▶ _What you should do_: Where a line in the listing below contains the word "famous", copy that line.

▶ _Data for this exercise_:
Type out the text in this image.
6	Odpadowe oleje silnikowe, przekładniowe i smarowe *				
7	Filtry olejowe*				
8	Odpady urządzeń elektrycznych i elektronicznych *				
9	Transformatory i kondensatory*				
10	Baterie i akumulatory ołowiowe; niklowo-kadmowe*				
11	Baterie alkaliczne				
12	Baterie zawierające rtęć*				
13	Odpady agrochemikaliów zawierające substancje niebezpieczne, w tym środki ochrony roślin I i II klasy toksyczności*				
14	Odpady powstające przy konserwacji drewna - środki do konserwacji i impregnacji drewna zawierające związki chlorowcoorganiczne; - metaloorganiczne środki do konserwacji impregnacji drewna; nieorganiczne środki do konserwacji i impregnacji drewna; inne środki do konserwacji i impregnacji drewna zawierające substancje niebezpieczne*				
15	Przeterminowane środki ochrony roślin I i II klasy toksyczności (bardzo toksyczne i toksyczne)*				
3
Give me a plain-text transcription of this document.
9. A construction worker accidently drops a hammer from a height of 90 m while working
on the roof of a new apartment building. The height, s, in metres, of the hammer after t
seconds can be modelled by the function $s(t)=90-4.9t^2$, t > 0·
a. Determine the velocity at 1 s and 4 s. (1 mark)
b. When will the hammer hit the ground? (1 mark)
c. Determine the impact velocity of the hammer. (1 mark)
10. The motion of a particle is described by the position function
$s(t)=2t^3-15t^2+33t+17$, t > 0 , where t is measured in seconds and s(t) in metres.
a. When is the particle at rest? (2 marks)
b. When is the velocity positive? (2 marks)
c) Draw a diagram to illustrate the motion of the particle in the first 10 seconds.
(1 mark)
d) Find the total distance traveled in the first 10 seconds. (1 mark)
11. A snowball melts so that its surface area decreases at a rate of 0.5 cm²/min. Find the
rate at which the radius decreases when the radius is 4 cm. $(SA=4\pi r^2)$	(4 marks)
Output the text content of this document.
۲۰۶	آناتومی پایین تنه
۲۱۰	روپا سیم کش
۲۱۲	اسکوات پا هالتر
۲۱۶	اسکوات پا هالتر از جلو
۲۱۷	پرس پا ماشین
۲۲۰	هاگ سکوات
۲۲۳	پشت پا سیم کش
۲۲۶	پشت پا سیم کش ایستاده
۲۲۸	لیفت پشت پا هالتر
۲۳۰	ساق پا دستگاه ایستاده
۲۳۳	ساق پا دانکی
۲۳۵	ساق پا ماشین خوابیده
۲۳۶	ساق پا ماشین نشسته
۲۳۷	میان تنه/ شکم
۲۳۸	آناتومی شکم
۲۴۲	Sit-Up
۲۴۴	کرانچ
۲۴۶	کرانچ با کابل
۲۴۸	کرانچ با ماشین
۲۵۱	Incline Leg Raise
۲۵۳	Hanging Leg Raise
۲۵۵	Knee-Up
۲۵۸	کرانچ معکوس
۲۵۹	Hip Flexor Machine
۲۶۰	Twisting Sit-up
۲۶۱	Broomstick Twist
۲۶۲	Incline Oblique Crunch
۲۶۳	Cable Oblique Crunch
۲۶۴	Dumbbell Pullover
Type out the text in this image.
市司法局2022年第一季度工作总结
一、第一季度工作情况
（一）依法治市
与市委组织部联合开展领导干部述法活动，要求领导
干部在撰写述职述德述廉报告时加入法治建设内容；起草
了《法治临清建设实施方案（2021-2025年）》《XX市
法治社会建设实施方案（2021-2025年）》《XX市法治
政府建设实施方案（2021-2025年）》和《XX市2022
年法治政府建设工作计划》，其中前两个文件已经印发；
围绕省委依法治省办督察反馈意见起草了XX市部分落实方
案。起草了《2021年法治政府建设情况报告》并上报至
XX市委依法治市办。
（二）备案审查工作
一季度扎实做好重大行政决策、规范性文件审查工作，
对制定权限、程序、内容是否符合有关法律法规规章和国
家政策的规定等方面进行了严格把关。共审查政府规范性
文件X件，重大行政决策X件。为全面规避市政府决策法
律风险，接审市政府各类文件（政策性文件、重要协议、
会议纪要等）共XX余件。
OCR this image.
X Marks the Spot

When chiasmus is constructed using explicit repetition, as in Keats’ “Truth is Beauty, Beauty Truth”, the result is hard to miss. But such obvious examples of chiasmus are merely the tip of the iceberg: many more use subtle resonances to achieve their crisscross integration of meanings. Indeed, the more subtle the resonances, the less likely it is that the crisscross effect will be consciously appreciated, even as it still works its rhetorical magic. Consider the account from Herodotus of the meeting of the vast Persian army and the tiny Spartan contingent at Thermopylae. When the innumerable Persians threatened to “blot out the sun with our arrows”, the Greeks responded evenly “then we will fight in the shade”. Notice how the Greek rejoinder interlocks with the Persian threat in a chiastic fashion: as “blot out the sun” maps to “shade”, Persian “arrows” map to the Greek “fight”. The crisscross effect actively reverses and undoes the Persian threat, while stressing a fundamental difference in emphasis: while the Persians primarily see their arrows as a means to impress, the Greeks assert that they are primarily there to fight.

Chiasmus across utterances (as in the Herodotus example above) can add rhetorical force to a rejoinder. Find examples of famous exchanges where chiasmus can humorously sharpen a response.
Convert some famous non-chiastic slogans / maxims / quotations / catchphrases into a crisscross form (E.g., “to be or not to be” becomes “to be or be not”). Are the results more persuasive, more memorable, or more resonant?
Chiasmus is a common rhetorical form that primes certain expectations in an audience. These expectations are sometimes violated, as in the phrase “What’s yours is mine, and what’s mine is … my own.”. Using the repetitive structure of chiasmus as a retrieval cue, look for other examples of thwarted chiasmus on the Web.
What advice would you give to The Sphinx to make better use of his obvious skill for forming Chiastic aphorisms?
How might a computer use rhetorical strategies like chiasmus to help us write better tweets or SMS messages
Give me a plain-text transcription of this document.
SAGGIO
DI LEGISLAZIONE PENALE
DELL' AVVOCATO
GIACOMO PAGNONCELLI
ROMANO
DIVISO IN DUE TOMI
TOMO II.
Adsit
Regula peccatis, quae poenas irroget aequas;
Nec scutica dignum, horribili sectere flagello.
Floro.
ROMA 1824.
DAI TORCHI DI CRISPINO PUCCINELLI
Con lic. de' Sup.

▶ _Exercise response_:
Chiasmus across utterances (as in the Herodotus example above) can add rhetorical force to a rejoinder. Find examples of famous exchanges where chiasmus can humorously sharpen a response.
Convert some famous non-chiastic slogans / maxims / quotations / catchphrases into a crisscross form (E.g., “to be or not to be” becomes “to be or be not”). Are the results more persuasive, more memorable, or more resonant?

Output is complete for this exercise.